* Do this *
Below is a block of records; return all of them exactly, but without the images.

* Dataset excerpts *
* * *

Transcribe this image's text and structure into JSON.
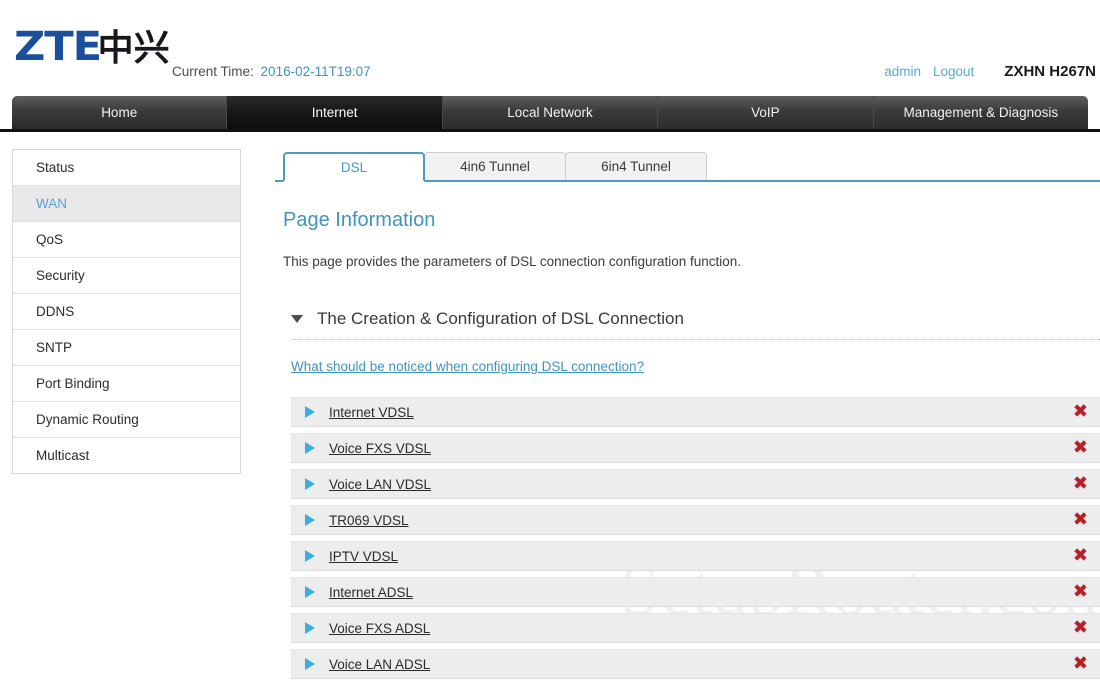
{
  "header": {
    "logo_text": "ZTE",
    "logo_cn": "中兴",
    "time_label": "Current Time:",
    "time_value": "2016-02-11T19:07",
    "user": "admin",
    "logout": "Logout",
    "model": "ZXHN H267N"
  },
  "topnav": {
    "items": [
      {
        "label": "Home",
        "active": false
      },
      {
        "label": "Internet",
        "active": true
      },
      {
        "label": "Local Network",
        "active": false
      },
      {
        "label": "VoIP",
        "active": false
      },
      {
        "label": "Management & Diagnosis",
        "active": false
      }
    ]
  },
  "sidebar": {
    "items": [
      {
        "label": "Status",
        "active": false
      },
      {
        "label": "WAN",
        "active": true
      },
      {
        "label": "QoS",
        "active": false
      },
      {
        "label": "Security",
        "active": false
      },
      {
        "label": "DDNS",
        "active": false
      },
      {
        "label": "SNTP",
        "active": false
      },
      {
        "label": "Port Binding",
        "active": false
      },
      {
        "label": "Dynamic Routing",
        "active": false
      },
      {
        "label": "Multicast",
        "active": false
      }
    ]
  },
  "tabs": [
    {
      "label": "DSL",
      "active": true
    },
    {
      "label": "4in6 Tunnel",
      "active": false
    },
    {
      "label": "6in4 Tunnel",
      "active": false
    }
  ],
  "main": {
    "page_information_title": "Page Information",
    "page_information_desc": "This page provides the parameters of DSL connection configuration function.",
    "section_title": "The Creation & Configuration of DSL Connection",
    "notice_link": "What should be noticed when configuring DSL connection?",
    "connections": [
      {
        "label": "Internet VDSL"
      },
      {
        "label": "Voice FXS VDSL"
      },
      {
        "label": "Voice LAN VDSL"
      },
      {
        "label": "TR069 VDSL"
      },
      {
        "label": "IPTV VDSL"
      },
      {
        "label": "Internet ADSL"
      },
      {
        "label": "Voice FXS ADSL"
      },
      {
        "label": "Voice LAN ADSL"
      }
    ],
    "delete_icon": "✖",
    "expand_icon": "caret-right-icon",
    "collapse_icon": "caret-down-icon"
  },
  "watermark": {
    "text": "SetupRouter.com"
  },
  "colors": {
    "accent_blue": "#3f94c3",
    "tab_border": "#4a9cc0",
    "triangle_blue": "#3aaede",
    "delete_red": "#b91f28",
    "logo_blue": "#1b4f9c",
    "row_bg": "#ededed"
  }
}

* * *

* Correct response *
Transcribe this image's text and structure into JSON.
{
  "header": {
    "logo_text": "ZTE",
    "logo_cn": "中兴",
    "time_label": "Current Time:",
    "time_value": "2016-02-11T19:07",
    "user": "admin",
    "logout": "Logout",
    "model": "ZXHN H267N"
  },
  "topnav": {
    "items": [
      {
        "label": "Home",
        "active": false
      },
      {
        "label": "Internet",
        "active": true
      },
      {
        "label": "Local Network",
        "active": false
      },
      {
        "label": "VoIP",
        "active": false
      },
      {
        "label": "Management & Diagnosis",
        "active": false
      }
    ]
  },
  "sidebar": {
    "items": [
      {
        "label": "Status",
        "active": false
      },
      {
        "label": "WAN",
        "active": true
      },
      {
        "label": "QoS",
        "active": false
      },
      {
        "label": "Security",
        "active": false
      },
      {
        "label": "DDNS",
        "active": false
      },
      {
        "label": "SNTP",
        "active": false
      },
      {
        "label": "Port Binding",
        "active": false
      },
      {
        "label": "Dynamic Routing",
        "active": false
      },
      {
        "label": "Multicast",
        "active": false
      }
    ]
  },
  "tabs": [
    {
      "label": "DSL",
      "active": true
    },
    {
      "label": "4in6 Tunnel",
      "active": false
    },
    {
      "label": "6in4 Tunnel",
      "active": false
    }
  ],
  "main": {
    "page_information_title": "Page Information",
    "page_information_desc": "This page provides the parameters of DSL connection configuration function.",
    "section_title": "The Creation & Configuration of DSL Connection",
    "notice_link": "What should be noticed when configuring DSL connection?",
    "connections": [
      {
        "label": "Internet VDSL"
      },
      {
        "label": "Voice FXS VDSL"
      },
      {
        "label": "Voice LAN VDSL"
      },
      {
        "label": "TR069 VDSL"
      },
      {
        "label": "IPTV VDSL"
      },
      {
        "label": "Internet ADSL"
      },
      {
        "label": "Voice FXS ADSL"
      },
      {
        "label": "Voice LAN ADSL"
      }
    ],
    "delete_icon": "✖",
    "expand_icon": "caret-right-icon",
    "collapse_icon": "caret-down-icon"
  },
  "watermark": {
    "text": "SetupRouter.com"
  },
  "colors": {
    "accent_blue": "#3f94c3",
    "tab_border": "#4a9cc0",
    "triangle_blue": "#3aaede",
    "delete_red": "#b91f28",
    "logo_blue": "#1b4f9c",
    "row_bg": "#ededed"
  }
}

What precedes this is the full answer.